▸ Collected data entries:
** Begin **

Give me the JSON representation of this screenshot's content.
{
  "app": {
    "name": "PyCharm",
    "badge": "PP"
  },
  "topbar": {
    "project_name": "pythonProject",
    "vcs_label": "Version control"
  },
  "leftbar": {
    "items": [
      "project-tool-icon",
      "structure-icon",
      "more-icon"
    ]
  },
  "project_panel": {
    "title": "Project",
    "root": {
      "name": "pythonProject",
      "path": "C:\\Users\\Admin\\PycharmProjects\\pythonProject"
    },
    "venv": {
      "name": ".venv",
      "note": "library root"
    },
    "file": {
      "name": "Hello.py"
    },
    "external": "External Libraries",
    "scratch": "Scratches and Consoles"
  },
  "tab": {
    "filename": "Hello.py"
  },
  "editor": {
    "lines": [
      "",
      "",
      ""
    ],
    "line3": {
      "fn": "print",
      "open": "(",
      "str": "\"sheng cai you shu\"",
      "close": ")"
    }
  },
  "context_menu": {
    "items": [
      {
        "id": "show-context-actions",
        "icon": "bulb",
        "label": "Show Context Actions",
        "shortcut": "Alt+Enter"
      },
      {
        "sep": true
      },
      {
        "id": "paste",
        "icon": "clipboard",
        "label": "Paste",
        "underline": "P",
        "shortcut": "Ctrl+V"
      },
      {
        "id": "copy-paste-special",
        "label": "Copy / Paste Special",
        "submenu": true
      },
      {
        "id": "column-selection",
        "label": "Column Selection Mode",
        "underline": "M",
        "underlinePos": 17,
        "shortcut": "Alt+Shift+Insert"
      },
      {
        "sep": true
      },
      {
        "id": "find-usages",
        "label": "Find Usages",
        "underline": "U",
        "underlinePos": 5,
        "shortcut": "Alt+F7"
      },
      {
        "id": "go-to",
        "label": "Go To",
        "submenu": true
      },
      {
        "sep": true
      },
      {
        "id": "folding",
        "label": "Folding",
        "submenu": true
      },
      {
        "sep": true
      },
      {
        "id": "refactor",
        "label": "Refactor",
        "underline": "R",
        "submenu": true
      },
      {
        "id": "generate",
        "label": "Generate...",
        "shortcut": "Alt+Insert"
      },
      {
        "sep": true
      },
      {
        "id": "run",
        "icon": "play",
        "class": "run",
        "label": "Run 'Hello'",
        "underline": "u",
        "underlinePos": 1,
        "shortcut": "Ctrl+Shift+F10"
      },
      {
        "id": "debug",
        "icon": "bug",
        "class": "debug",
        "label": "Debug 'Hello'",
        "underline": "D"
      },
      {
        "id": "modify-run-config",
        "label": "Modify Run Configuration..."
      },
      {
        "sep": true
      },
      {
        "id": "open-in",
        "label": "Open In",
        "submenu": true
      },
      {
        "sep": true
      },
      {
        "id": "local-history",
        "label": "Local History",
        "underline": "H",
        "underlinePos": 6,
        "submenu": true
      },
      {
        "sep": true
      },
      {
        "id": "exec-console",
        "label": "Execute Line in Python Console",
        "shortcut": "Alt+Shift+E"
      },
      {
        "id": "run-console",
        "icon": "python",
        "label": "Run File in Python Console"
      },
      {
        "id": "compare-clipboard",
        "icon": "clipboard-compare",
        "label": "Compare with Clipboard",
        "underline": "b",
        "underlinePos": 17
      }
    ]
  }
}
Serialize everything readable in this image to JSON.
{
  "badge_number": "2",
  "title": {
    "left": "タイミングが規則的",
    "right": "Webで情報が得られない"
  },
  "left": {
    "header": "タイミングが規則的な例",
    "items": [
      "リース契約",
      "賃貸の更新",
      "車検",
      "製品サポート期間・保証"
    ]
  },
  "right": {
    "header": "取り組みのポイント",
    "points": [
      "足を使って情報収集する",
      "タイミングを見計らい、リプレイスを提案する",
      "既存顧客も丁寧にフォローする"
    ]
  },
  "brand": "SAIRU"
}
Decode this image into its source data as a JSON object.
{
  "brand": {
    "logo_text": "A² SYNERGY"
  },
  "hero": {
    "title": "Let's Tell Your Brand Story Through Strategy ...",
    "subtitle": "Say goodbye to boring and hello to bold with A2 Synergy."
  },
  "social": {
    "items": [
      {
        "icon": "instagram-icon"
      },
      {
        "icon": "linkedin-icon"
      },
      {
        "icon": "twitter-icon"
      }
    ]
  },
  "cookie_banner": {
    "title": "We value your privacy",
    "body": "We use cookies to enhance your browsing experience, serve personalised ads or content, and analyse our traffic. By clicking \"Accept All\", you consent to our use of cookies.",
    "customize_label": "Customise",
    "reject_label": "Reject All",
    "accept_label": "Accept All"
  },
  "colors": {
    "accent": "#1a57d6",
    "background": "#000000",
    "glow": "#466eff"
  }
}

** End **

▸ Description of the task:
Show every line above in which the word "Insert" occurs.

▸ Response below:
        "shortcut": "Alt+Shift+Insert"
        "shortcut": "Alt+Insert"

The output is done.